## PROBLEM STATEMENT
Copy every line of the entries that includes the word "face".
-- Start of SOURCE DATA --
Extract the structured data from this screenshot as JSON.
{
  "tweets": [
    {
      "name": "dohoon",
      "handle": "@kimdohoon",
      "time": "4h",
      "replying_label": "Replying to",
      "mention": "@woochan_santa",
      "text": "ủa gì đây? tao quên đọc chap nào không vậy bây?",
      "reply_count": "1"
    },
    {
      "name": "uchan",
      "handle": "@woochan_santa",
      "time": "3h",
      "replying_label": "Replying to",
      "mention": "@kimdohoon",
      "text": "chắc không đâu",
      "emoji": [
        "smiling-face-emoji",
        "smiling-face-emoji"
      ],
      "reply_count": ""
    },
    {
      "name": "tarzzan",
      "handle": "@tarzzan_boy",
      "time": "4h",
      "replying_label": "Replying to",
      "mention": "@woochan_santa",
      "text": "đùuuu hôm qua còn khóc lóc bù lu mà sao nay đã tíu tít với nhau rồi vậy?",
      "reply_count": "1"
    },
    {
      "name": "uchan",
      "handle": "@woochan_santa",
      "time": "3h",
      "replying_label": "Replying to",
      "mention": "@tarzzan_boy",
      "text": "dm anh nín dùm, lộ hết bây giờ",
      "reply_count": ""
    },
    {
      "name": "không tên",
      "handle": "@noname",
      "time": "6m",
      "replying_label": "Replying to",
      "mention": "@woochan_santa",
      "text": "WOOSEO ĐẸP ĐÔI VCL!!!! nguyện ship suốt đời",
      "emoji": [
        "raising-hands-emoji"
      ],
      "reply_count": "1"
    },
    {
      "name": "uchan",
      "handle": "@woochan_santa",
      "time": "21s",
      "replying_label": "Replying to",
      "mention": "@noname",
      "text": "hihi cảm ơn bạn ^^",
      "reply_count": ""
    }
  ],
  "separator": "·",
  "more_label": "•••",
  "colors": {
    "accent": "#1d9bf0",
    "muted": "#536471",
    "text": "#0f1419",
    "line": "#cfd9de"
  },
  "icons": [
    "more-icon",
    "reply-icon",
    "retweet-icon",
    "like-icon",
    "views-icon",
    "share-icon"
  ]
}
-- End of SOURCE DATA --
## WRITTEN RESPONSE
        "smiling-face-emoji",
        "smiling-face-emoji"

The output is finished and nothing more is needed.